* [Exercise requirements]:
Set the following entries down again exactly, line by line.

* [Records provided]:
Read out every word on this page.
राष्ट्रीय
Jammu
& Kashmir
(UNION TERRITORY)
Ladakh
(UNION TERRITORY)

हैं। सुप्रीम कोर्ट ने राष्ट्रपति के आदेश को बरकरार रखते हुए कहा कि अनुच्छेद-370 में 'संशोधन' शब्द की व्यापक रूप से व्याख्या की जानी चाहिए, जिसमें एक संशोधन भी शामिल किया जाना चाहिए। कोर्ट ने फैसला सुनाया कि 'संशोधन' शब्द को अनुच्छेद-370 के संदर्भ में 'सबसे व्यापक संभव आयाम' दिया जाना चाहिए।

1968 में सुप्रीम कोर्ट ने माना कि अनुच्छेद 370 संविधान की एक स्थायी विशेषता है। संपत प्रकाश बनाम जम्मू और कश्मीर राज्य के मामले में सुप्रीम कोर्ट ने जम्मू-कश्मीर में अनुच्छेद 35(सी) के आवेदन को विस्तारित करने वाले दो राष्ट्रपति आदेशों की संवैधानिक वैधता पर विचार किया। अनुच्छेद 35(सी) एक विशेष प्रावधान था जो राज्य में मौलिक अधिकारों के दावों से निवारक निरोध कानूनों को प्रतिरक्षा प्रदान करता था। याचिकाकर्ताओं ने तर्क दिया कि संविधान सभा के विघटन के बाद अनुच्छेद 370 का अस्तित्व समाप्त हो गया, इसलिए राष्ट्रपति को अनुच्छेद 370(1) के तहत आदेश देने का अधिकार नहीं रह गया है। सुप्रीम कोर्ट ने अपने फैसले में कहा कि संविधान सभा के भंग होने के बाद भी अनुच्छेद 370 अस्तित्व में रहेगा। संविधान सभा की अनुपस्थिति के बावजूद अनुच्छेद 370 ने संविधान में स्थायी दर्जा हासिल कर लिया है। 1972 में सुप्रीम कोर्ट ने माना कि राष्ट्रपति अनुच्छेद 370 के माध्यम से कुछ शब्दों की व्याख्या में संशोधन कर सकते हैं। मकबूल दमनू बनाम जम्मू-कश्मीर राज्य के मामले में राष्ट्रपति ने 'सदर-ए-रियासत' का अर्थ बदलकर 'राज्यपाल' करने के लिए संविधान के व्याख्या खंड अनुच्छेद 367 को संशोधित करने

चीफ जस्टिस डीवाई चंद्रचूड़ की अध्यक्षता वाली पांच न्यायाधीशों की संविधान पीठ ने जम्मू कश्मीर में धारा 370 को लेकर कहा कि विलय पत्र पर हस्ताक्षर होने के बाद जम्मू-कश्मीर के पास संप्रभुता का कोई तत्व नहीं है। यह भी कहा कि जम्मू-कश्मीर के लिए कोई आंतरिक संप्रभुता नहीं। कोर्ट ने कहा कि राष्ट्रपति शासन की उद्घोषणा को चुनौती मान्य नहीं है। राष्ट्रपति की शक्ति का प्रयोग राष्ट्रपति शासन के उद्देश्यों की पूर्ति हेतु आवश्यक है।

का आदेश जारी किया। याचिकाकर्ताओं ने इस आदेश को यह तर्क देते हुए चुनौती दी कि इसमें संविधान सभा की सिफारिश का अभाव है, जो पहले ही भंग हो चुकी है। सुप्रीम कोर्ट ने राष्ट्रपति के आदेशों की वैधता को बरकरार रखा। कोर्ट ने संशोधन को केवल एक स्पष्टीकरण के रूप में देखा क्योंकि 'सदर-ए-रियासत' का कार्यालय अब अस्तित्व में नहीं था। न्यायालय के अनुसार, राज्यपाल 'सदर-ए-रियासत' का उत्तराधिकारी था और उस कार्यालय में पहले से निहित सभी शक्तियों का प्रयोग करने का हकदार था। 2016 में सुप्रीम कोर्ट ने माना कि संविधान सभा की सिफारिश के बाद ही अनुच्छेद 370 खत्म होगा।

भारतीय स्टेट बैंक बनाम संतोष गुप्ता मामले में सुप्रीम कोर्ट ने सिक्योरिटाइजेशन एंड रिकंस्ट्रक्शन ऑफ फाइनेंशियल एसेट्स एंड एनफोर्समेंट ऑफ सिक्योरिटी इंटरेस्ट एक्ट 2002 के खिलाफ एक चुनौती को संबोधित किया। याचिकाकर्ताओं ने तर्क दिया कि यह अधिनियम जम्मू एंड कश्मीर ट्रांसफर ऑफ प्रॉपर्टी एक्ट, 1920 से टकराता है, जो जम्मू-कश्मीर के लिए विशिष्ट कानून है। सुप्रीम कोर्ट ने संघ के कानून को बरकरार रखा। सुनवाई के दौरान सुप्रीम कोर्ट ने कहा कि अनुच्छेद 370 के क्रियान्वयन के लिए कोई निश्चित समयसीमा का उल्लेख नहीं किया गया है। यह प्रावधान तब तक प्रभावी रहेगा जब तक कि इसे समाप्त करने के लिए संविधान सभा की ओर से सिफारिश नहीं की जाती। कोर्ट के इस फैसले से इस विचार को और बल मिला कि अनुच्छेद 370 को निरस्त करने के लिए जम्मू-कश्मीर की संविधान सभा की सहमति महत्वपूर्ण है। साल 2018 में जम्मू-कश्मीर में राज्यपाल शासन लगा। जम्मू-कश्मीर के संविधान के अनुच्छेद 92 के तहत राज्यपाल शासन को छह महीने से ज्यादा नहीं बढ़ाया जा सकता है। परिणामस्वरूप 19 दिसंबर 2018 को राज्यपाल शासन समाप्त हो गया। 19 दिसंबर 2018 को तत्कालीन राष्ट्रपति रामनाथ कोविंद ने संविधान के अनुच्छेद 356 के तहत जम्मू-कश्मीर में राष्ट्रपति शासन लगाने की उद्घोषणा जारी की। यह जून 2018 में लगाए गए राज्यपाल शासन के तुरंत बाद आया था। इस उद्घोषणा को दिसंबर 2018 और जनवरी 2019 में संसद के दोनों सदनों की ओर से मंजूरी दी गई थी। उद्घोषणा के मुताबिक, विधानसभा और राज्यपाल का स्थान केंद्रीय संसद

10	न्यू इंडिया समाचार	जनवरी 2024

* [Answer to this task]:
Read out every word on this page.
राष्ट्रीय
Jammu
& Kashmir
(UNION TERRITORY)
Ladakh
(UNION TERRITORY)

हैं। सुप्रीम कोर्ट ने राष्ट्रपति के आदेश को बरकरार रखते हुए कहा कि अनुच्छेद-370 में 'संशोधन' शब्द की व्यापक रूप से व्याख्या की जानी चाहिए, जिसमें एक संशोधन भी शामिल किया जाना चाहिए। कोर्ट ने फैसला सुनाया कि 'संशोधन' शब्द को अनुच्छेद-370 के संदर्भ में 'सबसे व्यापक संभव आयाम' दिया जाना चाहिए।

1968 में सुप्रीम कोर्ट ने माना कि अनुच्छेद 370 संविधान की एक स्थायी विशेषता है। संपत प्रकाश बनाम जम्मू और कश्मीर राज्य के मामले में सुप्रीम कोर्ट ने जम्मू-कश्मीर में अनुच्छेद 35(सी) के आवेदन को विस्तारित करने वाले दो राष्ट्रपति आदेशों की संवैधानिक वैधता पर विचार किया। अनुच्छेद 35(सी) एक विशेष प्रावधान था जो राज्य में मौलिक अधिकारों के दावों से निवारक निरोध कानूनों को प्रतिरक्षा प्रदान करता था। याचिकाकर्ताओं ने तर्क दिया कि संविधान सभा के विघटन के बाद अनुच्छेद 370 का अस्तित्व समाप्त हो गया, इसलिए राष्ट्रपति को अनुच्छेद 370(1) के तहत आदेश देने का अधिकार नहीं रह गया है। सुप्रीम कोर्ट ने अपने फैसले में कहा कि संविधान सभा के भंग होने के बाद भी अनुच्छेद 370 अस्तित्व में रहेगा। संविधान सभा की अनुपस्थिति के बावजूद अनुच्छेद 370 ने संविधान में स्थायी दर्जा हासिल कर लिया है। 1972 में सुप्रीम कोर्ट ने माना कि राष्ट्रपति अनुच्छेद 370 के माध्यम से कुछ शब्दों की व्याख्या में संशोधन कर सकते हैं। मकबूल दमनू बनाम जम्मू-कश्मीर राज्य के मामले में राष्ट्रपति ने 'सदर-ए-रियासत' का अर्थ बदलकर 'राज्यपाल' करने के लिए संविधान के व्याख्या खंड अनुच्छेद 367 को संशोधित करने

चीफ जस्टिस डीवाई चंद्रचूड़ की अध्यक्षता वाली पांच न्यायाधीशों की संविधान पीठ ने जम्मू कश्मीर में धारा 370 को लेकर कहा कि विलय पत्र पर हस्ताक्षर होने के बाद जम्मू-कश्मीर के पास संप्रभुता का कोई तत्व नहीं है। यह भी कहा कि जम्मू-कश्मीर के लिए कोई आंतरिक संप्रभुता नहीं। कोर्ट ने कहा कि राष्ट्रपति शासन की उद्घोषणा को चुनौती मान्य नहीं है। राष्ट्रपति की शक्ति का प्रयोग राष्ट्रपति शासन के उद्देश्यों की पूर्ति हेतु आवश्यक है।

का आदेश जारी किया। याचिकाकर्ताओं ने इस आदेश को यह तर्क देते हुए चुनौती दी कि इसमें संविधान सभा की सिफारिश का अभाव है, जो पहले ही भंग हो चुकी है। सुप्रीम कोर्ट ने राष्ट्रपति के आदेशों की वैधता को बरकरार रखा। कोर्ट ने संशोधन को केवल एक स्पष्टीकरण के रूप में देखा क्योंकि 'सदर-ए-रियासत' का कार्यालय अब अस्तित्व में नहीं था। न्यायालय के अनुसार, राज्यपाल 'सदर-ए-रियासत' का उत्तराधिकारी था और उस कार्यालय में पहले से निहित सभी शक्तियों का प्रयोग करने का हकदार था। 2016 में सुप्रीम कोर्ट ने माना कि संविधान सभा की सिफारिश के बाद ही अनुच्छेद 370 खत्म होगा।

भारतीय स्टेट बैंक बनाम संतोष गुप्ता मामले में सुप्रीम कोर्ट ने सिक्योरिटाइजेशन एंड रिकंस्ट्रक्शन ऑफ फाइनेंशियल एसेट्स एंड एनफोर्समेंट ऑफ सिक्योरिटी इंटरेस्ट एक्ट 2002 के खिलाफ एक चुनौती को संबोधित किया। याचिकाकर्ताओं ने तर्क दिया कि यह अधिनियम जम्मू एंड कश्मीर ट्रांसफर ऑफ प्रॉपर्टी एक्ट, 1920 से टकराता है, जो जम्मू-कश्मीर के लिए विशिष्ट कानून है। सुप्रीम कोर्ट ने संघ के कानून को बरकरार रखा। सुनवाई के दौरान सुप्रीम कोर्ट ने कहा कि अनुच्छेद 370 के क्रियान्वयन के लिए कोई निश्चित समयसीमा का उल्लेख नहीं किया गया है। यह प्रावधान तब तक प्रभावी रहेगा जब तक कि इसे समाप्त करने के लिए संविधान सभा की ओर से सिफारिश नहीं की जाती। कोर्ट के इस फैसले से इस विचार को और बल मिला कि अनुच्छेद 370 को निरस्त करने के लिए जम्मू-कश्मीर की संविधान सभा की सहमति महत्वपूर्ण है। साल 2018 में जम्मू-कश्मीर में राज्यपाल शासन लगा। जम्मू-कश्मीर के संविधान के अनुच्छेद 92 के तहत राज्यपाल शासन को छह महीने से ज्यादा नहीं बढ़ाया जा सकता है। परिणामस्वरूप 19 दिसंबर 2018 को राज्यपाल शासन समाप्त हो गया। 19 दिसंबर 2018 को तत्कालीन राष्ट्रपति रामनाथ कोविंद ने संविधान के अनुच्छेद 356 के तहत जम्मू-कश्मीर में राष्ट्रपति शासन लगाने की उद्घोषणा जारी की। यह जून 2018 में लगाए गए राज्यपाल शासन के तुरंत बाद आया था। इस उद्घोषणा को दिसंबर 2018 और जनवरी 2019 में संसद के दोनों सदनों की ओर से मंजूरी दी गई थी। उद्घोषणा के मुताबिक, विधानसभा और राज्यपाल का स्थान केंद्रीय संसद

10	न्यू इंडिया समाचार	जनवरी 2024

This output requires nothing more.